> [SET EXERCISE]:
Look through the data below and return each line where "производственной" appears.

> [Collected data]:

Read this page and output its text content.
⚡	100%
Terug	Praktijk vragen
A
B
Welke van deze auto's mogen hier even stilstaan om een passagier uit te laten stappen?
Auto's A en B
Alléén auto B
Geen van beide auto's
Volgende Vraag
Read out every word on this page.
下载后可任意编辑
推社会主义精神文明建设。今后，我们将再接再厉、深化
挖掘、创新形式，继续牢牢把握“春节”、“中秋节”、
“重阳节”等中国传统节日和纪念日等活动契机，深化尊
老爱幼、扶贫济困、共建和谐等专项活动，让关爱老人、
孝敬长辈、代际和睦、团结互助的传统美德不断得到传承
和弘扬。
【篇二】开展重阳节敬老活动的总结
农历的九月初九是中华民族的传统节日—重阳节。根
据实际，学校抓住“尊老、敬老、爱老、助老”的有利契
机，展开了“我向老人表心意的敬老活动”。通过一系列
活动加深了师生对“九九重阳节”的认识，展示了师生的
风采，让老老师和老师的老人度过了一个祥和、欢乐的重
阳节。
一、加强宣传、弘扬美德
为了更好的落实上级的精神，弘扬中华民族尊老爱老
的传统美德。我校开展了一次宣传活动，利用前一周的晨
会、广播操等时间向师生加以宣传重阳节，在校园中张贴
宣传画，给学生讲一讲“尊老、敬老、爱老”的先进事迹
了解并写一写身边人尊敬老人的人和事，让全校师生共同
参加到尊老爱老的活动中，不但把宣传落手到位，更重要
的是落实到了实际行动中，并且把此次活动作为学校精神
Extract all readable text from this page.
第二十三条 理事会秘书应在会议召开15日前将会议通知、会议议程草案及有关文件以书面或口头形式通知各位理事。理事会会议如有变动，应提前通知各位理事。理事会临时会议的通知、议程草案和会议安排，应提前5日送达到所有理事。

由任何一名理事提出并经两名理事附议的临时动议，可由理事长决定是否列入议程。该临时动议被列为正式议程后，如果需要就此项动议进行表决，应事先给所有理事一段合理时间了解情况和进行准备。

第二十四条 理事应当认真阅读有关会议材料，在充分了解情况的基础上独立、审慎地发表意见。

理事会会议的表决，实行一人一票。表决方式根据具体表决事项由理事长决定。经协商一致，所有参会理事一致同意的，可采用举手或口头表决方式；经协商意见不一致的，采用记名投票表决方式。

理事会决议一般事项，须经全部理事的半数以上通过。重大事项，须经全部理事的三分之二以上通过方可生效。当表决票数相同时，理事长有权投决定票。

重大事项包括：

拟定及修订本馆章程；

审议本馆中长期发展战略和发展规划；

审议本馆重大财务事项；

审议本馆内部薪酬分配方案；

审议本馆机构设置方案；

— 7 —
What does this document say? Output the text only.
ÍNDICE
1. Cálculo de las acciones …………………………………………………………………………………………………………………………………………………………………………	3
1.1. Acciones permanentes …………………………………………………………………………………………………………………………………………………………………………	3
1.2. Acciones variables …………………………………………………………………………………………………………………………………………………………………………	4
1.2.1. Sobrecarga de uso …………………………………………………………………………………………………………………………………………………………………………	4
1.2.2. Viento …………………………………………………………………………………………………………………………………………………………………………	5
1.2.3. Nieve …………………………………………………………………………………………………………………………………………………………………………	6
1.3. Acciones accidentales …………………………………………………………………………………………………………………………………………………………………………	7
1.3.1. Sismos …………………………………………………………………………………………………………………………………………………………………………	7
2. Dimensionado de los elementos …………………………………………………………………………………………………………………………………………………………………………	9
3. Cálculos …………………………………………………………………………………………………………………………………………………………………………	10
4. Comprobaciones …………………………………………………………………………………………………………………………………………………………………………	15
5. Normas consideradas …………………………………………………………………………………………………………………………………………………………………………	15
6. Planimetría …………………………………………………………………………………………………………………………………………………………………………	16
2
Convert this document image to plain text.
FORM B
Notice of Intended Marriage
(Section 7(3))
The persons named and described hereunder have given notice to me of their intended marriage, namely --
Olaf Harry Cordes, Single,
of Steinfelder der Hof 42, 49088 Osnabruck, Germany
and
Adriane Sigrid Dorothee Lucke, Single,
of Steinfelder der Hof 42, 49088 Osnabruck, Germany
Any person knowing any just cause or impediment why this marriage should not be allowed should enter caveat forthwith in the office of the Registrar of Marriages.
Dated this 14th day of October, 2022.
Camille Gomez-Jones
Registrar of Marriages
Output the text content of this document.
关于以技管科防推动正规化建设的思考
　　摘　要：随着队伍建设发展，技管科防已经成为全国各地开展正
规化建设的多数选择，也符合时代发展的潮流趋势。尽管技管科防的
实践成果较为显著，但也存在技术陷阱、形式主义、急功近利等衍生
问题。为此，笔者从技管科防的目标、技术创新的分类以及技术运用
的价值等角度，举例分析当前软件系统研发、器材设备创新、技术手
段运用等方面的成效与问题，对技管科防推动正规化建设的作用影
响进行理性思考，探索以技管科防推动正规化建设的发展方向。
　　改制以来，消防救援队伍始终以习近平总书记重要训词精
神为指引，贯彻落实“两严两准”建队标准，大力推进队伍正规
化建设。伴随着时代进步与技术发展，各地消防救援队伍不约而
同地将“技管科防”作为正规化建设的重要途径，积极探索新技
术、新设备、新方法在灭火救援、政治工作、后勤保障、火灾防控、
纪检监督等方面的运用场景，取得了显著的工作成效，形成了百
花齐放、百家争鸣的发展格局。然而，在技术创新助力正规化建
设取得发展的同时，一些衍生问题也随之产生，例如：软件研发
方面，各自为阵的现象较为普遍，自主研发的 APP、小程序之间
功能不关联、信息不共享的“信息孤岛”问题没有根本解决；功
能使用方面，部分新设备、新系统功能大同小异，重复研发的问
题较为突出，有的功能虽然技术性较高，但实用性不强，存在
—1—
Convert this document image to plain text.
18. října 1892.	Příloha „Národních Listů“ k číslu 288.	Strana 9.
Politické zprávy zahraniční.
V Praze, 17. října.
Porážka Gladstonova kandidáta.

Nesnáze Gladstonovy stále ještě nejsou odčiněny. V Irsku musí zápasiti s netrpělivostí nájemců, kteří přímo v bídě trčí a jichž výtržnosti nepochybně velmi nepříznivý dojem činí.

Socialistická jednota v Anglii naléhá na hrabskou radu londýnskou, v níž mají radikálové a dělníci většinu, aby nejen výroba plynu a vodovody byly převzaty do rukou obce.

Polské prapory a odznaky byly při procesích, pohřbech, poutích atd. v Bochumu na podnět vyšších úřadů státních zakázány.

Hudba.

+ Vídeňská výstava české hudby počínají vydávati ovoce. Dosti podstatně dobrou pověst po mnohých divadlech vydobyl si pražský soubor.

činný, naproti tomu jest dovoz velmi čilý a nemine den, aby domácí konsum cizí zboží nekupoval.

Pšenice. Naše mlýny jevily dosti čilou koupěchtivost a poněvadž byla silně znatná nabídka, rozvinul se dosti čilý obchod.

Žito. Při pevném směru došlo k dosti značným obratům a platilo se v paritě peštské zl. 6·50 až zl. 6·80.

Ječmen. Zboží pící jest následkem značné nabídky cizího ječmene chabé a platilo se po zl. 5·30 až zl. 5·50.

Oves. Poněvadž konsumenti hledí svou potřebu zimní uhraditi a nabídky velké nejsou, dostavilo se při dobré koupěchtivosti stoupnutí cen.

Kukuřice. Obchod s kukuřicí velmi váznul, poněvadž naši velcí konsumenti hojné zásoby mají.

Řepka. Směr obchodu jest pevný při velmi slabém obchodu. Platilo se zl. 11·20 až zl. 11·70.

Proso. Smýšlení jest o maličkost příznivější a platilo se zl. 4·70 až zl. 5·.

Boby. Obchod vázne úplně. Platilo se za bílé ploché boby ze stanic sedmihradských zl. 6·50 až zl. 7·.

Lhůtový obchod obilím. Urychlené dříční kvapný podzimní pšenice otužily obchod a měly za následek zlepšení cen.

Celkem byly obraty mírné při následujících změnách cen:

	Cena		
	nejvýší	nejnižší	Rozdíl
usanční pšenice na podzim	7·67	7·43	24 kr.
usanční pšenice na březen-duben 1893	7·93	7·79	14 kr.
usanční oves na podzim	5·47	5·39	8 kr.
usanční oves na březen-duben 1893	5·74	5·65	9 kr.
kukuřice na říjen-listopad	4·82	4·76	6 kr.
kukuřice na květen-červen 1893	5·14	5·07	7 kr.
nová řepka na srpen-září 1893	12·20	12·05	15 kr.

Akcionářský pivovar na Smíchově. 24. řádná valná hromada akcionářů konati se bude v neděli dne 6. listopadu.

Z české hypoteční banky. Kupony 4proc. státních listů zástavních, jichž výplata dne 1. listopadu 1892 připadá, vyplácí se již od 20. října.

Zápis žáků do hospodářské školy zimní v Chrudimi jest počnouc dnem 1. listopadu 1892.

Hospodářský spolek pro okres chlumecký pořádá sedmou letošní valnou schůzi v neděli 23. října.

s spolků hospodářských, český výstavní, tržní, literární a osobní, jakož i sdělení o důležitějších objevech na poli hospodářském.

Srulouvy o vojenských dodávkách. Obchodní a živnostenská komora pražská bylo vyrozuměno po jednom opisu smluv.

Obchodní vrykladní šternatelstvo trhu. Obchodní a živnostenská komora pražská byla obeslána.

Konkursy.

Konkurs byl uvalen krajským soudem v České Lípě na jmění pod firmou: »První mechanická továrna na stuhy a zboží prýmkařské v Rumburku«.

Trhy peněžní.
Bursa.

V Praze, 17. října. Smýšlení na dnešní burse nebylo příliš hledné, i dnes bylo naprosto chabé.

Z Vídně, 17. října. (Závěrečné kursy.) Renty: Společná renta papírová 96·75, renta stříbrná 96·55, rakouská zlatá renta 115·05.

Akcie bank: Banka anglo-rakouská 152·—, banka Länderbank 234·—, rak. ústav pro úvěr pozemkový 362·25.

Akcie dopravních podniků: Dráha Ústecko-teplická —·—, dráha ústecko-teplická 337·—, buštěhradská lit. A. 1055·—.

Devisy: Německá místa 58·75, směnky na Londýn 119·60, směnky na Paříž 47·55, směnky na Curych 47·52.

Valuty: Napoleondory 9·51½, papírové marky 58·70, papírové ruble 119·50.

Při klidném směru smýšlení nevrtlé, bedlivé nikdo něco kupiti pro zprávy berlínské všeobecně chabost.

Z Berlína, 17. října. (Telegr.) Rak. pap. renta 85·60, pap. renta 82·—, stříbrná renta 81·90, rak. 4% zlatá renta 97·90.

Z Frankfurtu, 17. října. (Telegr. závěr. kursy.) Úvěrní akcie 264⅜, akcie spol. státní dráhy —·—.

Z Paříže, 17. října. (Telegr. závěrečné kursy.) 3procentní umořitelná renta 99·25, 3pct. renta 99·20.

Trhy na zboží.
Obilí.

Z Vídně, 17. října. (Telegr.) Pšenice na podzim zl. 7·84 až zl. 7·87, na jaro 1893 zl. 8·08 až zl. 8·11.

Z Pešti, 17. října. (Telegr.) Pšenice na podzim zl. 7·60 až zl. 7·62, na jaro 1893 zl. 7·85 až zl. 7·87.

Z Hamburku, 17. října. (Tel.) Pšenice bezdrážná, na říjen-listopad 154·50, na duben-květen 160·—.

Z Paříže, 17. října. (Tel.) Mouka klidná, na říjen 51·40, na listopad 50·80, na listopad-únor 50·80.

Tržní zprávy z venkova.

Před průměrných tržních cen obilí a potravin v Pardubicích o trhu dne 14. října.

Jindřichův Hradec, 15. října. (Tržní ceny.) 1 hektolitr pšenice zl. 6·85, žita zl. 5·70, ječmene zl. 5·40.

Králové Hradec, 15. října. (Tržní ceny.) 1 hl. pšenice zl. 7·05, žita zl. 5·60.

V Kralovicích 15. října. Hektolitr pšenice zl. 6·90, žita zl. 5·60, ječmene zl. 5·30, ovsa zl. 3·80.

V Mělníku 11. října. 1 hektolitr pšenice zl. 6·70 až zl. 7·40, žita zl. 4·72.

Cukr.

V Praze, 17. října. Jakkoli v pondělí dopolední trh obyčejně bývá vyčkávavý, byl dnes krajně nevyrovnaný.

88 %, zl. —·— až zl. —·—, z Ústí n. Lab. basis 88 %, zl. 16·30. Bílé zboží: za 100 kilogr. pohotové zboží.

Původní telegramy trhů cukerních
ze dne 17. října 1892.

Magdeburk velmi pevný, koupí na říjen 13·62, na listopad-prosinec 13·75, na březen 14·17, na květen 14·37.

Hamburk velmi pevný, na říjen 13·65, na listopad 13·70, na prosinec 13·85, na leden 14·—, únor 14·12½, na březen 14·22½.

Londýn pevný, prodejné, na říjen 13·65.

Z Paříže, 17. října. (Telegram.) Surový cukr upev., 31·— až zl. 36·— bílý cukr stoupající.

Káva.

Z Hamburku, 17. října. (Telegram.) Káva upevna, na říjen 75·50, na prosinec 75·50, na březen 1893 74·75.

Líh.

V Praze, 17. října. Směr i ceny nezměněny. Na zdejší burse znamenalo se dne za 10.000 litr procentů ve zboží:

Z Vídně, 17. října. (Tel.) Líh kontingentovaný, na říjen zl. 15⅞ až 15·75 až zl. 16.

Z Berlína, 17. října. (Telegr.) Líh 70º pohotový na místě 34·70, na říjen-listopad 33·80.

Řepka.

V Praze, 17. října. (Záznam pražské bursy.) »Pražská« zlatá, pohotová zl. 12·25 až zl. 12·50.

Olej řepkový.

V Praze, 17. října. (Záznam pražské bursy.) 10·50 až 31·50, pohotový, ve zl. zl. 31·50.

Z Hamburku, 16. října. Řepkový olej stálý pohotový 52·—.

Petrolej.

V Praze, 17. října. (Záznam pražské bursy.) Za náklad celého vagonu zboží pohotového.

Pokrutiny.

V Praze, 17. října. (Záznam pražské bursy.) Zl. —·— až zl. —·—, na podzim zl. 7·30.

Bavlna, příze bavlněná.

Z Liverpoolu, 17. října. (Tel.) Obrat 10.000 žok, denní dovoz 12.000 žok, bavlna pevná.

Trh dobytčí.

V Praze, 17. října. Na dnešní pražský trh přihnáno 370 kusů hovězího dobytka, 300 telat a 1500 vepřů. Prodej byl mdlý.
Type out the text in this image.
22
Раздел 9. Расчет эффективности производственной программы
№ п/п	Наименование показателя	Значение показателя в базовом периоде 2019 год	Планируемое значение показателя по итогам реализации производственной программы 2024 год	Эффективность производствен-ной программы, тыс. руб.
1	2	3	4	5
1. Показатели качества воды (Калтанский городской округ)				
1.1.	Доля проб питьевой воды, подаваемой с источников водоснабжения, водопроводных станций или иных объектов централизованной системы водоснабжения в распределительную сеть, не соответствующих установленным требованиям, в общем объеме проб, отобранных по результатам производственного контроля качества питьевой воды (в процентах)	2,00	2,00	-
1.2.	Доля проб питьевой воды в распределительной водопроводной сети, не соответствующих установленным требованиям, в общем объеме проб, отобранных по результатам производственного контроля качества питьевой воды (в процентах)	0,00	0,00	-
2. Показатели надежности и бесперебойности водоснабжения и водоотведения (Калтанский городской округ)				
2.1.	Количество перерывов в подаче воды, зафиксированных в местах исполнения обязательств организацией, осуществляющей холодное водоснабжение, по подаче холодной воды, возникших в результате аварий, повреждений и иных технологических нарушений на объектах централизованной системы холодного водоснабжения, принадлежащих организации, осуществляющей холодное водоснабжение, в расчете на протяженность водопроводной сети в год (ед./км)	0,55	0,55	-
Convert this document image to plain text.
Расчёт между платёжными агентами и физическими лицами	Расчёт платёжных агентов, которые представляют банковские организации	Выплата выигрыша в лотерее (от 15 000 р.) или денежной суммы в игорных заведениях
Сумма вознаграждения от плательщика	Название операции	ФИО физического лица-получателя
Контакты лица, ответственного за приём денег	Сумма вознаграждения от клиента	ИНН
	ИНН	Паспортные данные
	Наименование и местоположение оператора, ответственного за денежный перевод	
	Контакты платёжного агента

> [FULL ANSWER]:
Раздел 9. Расчет эффективности производственной программы
№ п/п	Наименование показателя	Значение показателя в базовом периоде 2019 год	Планируемое значение показателя по итогам реализации производственной программы 2024 год	Эффективность производствен-ной программы, тыс. руб.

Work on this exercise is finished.